-- Begin Raw data --

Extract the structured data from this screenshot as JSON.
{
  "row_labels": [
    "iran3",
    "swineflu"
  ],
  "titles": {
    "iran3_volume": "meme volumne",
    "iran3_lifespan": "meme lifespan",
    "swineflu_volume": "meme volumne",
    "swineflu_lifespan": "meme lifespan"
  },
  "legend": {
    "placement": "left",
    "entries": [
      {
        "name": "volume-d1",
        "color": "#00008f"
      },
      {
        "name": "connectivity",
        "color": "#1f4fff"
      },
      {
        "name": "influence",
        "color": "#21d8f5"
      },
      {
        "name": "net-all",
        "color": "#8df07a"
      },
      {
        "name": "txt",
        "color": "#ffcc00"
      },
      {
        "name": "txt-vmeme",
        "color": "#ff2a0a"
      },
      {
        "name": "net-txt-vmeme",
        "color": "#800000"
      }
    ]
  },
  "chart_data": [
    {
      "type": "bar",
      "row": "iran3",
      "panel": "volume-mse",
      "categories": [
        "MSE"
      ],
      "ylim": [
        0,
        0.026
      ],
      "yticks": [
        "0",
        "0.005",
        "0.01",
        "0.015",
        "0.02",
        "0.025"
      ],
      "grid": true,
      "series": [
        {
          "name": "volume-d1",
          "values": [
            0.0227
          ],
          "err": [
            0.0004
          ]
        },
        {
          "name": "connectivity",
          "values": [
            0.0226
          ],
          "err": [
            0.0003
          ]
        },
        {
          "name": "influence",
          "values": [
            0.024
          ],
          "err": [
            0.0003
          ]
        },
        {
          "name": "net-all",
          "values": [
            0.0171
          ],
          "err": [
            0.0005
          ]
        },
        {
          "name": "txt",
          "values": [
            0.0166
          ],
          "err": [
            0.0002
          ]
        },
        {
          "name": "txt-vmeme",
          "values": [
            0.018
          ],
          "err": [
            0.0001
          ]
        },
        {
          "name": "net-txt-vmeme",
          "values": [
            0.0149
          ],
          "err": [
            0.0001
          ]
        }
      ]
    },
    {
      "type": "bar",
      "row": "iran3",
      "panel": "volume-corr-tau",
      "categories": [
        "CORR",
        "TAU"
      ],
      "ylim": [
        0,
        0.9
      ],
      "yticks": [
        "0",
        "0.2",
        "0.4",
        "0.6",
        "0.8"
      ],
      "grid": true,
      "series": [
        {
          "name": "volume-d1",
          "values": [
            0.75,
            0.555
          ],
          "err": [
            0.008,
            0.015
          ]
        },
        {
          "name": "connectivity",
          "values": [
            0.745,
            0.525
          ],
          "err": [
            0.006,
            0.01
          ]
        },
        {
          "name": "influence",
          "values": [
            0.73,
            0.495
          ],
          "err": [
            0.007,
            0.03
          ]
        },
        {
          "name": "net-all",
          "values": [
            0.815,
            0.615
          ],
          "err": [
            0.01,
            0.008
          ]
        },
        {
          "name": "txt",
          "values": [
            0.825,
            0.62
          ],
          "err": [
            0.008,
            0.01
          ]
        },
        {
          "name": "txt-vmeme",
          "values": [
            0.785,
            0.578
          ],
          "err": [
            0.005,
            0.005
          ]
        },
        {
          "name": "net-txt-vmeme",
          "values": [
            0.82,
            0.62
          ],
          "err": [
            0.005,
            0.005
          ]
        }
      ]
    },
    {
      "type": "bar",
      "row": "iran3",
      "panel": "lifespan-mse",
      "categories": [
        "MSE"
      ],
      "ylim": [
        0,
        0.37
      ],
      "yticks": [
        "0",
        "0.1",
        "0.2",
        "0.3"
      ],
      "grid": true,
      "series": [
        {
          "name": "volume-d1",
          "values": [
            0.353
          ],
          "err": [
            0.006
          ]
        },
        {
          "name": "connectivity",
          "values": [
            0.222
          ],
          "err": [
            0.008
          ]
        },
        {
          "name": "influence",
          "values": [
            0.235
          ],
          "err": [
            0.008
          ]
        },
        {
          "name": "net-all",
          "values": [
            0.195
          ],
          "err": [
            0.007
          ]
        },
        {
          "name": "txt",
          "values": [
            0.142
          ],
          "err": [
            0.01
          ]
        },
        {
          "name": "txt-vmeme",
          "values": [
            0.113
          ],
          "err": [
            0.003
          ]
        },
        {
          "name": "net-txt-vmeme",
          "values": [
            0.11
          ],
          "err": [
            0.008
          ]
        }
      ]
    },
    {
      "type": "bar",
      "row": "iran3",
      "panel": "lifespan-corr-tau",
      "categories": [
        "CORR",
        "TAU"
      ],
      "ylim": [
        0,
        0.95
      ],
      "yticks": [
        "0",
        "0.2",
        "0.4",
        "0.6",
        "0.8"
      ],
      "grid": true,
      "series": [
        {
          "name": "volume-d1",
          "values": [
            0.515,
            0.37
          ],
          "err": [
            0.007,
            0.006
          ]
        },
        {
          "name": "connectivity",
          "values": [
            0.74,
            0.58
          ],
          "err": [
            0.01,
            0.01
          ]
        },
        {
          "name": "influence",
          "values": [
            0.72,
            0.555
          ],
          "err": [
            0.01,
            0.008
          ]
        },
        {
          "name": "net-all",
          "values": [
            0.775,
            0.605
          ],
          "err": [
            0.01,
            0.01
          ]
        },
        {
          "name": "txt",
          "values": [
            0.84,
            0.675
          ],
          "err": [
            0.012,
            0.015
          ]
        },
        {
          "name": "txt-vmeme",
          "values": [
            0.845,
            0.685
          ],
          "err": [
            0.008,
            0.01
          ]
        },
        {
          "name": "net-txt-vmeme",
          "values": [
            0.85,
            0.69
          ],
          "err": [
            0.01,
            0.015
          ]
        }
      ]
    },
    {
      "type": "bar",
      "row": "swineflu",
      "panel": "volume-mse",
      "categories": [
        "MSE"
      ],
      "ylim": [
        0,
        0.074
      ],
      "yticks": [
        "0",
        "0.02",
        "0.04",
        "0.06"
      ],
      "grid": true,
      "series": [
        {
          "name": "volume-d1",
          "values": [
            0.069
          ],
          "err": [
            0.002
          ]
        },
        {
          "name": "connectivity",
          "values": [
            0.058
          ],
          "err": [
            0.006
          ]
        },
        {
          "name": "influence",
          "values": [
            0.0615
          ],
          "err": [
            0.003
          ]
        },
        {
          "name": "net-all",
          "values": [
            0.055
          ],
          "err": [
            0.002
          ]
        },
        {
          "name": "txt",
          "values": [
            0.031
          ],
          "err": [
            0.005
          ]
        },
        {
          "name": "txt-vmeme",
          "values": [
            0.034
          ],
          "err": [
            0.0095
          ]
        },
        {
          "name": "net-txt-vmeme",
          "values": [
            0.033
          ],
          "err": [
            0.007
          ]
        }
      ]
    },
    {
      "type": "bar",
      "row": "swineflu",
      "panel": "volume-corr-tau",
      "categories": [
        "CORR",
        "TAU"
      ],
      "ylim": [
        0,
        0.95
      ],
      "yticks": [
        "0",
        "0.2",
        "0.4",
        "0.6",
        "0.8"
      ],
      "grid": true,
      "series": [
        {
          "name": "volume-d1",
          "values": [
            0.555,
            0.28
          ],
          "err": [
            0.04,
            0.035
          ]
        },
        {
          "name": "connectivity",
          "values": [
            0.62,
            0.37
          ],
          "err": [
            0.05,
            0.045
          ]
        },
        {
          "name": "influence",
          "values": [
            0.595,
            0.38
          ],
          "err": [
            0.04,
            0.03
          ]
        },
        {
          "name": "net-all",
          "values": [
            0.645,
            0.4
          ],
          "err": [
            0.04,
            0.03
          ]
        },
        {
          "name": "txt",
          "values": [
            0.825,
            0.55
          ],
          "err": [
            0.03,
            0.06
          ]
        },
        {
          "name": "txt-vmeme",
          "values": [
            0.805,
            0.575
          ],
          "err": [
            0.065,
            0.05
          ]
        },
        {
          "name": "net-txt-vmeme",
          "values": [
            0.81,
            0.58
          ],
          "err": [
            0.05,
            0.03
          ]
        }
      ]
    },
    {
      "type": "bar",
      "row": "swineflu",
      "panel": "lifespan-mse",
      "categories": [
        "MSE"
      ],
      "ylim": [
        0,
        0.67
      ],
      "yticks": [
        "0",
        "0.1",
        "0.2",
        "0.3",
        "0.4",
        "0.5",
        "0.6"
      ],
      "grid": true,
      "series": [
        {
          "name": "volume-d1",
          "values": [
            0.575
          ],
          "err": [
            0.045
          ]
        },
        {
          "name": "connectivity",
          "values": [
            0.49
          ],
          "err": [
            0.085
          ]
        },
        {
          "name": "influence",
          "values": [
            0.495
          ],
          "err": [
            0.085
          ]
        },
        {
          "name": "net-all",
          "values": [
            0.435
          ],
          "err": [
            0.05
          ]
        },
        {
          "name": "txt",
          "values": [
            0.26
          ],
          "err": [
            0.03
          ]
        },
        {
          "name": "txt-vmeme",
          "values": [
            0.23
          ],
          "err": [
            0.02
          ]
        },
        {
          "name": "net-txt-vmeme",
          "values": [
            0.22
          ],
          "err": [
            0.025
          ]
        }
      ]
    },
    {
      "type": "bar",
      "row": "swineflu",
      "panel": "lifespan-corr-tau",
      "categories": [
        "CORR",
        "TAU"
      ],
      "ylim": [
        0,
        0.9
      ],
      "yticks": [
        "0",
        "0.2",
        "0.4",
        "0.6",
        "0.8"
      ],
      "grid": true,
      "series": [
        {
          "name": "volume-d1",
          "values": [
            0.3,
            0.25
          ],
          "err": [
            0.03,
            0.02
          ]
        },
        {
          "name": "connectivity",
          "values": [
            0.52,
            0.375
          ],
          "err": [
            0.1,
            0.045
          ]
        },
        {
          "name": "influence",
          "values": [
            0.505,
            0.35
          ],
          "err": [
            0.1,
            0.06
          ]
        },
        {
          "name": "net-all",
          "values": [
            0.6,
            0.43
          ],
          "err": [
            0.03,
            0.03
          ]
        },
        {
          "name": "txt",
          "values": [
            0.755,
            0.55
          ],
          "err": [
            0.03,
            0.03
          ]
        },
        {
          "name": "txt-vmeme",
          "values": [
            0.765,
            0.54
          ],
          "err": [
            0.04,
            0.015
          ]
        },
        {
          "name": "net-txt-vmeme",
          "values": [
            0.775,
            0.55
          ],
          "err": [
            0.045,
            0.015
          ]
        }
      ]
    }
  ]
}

-- End Raw data --

**Required work**
Make a list of all lines in the data that contain "volumne".

**Final answer**
    "iran3_volume": "meme volumne",
    "swineflu_volume": "meme volumne",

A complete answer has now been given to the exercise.